**Records provided:**
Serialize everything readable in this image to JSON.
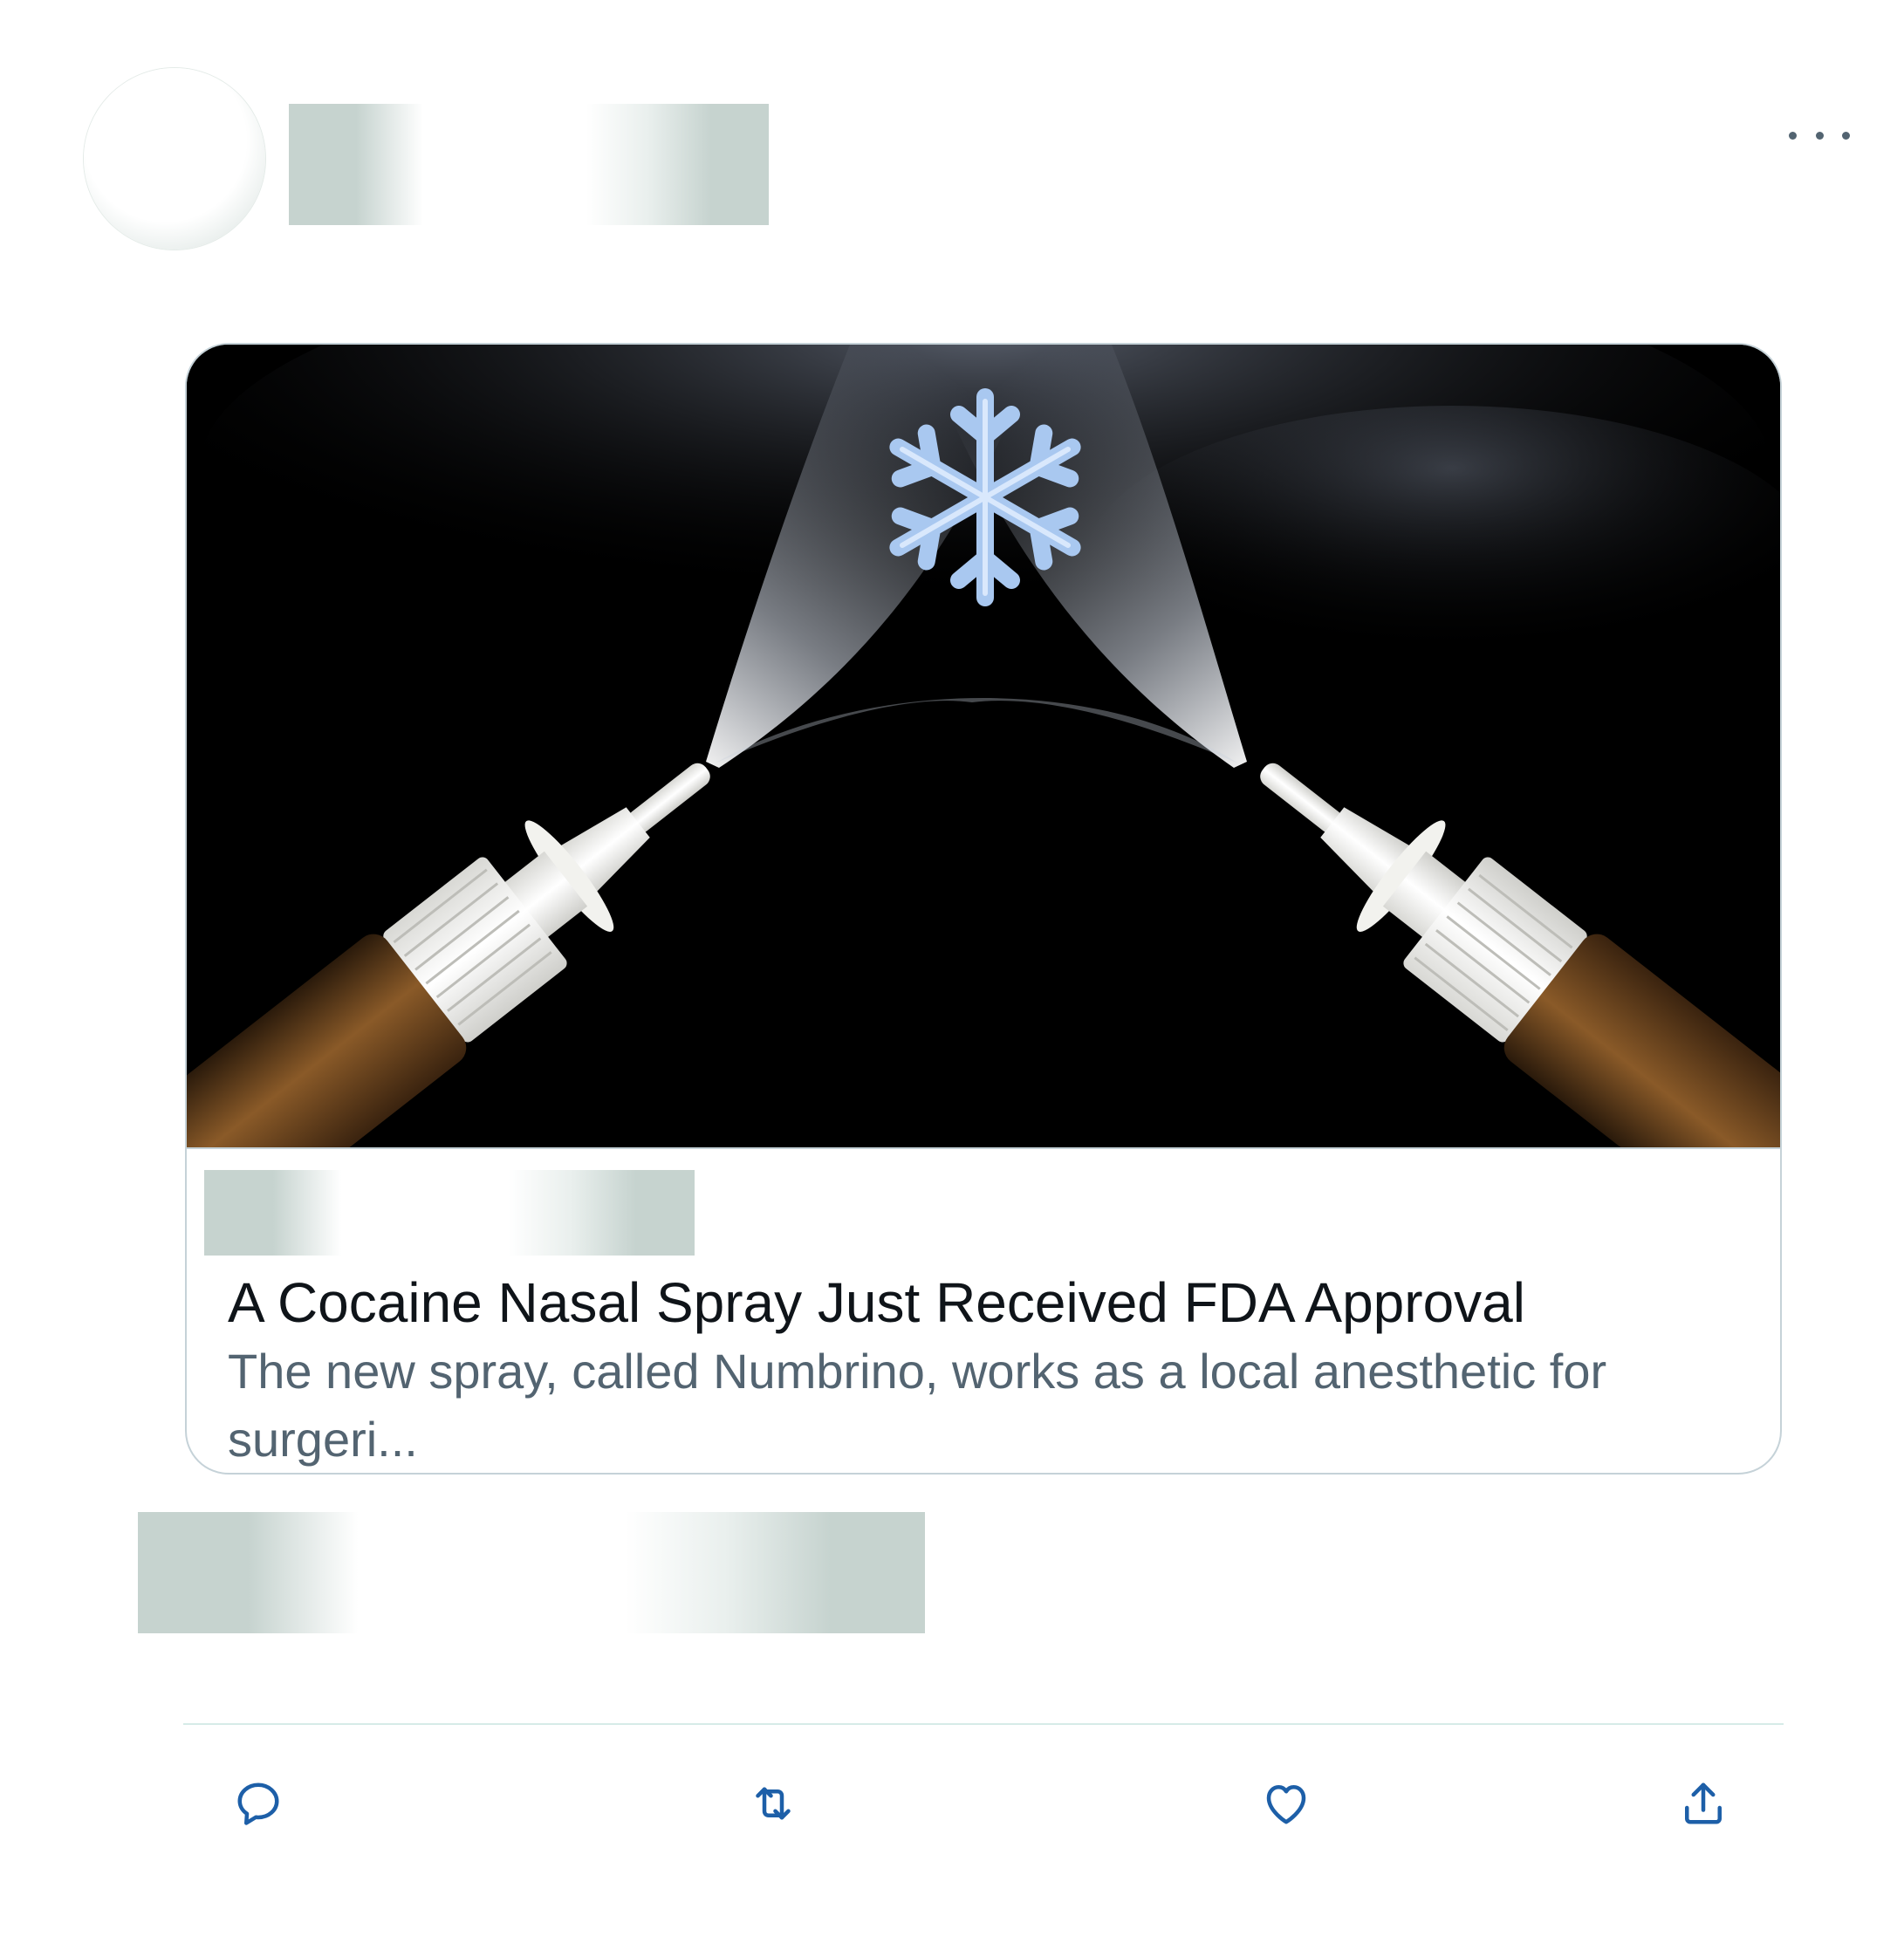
{
  "tweet": {
    "link_card": {
      "title": "A Cocaine Nasal Spray Just Received FDA Approval",
      "description": "The new spray, called Numbrino, works as a local anesthetic for surgeri..."
    },
    "actions": {
      "reply_icon": "speech-bubble",
      "retweet_icon": "two-arrows-loop",
      "like_icon": "heart",
      "share_icon": "upload-arrow"
    }
  },
  "colors": {
    "title_text": "#0f1419",
    "secondary_text": "#536471",
    "action_icon": "#1d5fa8",
    "card_border": "#c5d2d8"
  }
}
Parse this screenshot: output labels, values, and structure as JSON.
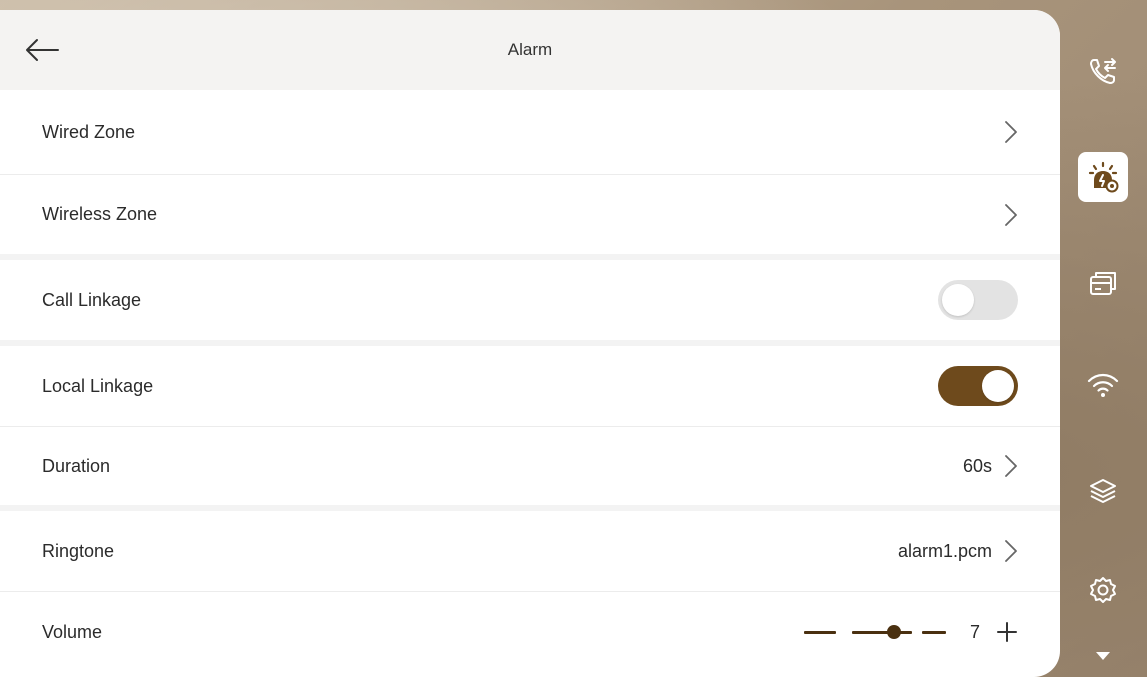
{
  "header": {
    "title": "Alarm",
    "back_icon": "arrow-left-icon"
  },
  "settings": {
    "wired_zone": {
      "label": "Wired Zone"
    },
    "wireless_zone": {
      "label": "Wireless Zone"
    },
    "call_linkage": {
      "label": "Call Linkage",
      "enabled": false
    },
    "local_linkage": {
      "label": "Local Linkage",
      "enabled": true
    },
    "duration": {
      "label": "Duration",
      "value": "60s"
    },
    "ringtone": {
      "label": "Ringtone",
      "value": "alarm1.pcm"
    },
    "volume": {
      "label": "Volume",
      "value": "7",
      "level_fraction": 0.7
    }
  },
  "sidebar": {
    "items": [
      {
        "icon": "call-transfer-icon",
        "active": false
      },
      {
        "icon": "alarm-settings-icon",
        "active": true
      },
      {
        "icon": "cards-icon",
        "active": false
      },
      {
        "icon": "wifi-icon",
        "active": false
      },
      {
        "icon": "layers-icon",
        "active": false
      },
      {
        "icon": "gear-icon",
        "active": false
      },
      {
        "icon": "chevron-down-icon",
        "active": false
      }
    ]
  },
  "colors": {
    "accent": "#6e4a1c",
    "slider": "#4a3010",
    "toggle_off": "#e3e3e3",
    "header_bg": "#f4f3f2",
    "sidebar_bg": "#b3a18a"
  }
}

**What you need to do:** Transcribe every entry word for word, but skip the pictures.

**Worked answer:**
Serialize everything readable in this image to JSON.
{
  "tweet": {
    "link_card": {
      "title": "A Cocaine Nasal Spray Just Received FDA Approval",
      "description": "The new spray, called Numbrino, works as a local anesthetic for surgeri..."
    },
    "actions": {
      "reply_icon": "speech-bubble",
      "retweet_icon": "two-arrows-loop",
      "like_icon": "heart",
      "share_icon": "upload-arrow"
    }
  },
  "colors": {
    "title_text": "#0f1419",
    "secondary_text": "#536471",
    "action_icon": "#1d5fa8",
    "card_border": "#c5d2d8"
  }
}
Parse this screenshot: output labels, values, and structure as JSON.
{
  "header": {
    "title": "Alarm",
    "back_icon": "arrow-left-icon"
  },
  "settings": {
    "wired_zone": {
      "label": "Wired Zone"
    },
    "wireless_zone": {
      "label": "Wireless Zone"
    },
    "call_linkage": {
      "label": "Call Linkage",
      "enabled": false
    },
    "local_linkage": {
      "label": "Local Linkage",
      "enabled": true
    },
    "duration": {
      "label": "Duration",
      "value": "60s"
    },
    "ringtone": {
      "label": "Ringtone",
      "value": "alarm1.pcm"
    },
    "volume": {
      "label": "Volume",
      "value": "7",
      "level_fraction": 0.7
    }
  },
  "sidebar": {
    "items": [
      {
        "icon": "call-transfer-icon",
        "active": false
      },
      {
        "icon": "alarm-settings-icon",
        "active": true
      },
      {
        "icon": "cards-icon",
        "active": false
      },
      {
        "icon": "wifi-icon",
        "active": false
      },
      {
        "icon": "layers-icon",
        "active": false
      },
      {
        "icon": "gear-icon",
        "active": false
      },
      {
        "icon": "chevron-down-icon",
        "active": false
      }
    ]
  },
  "colors": {
    "accent": "#6e4a1c",
    "slider": "#4a3010",
    "toggle_off": "#e3e3e3",
    "header_bg": "#f4f3f2",
    "sidebar_bg": "#b3a18a"
  }
}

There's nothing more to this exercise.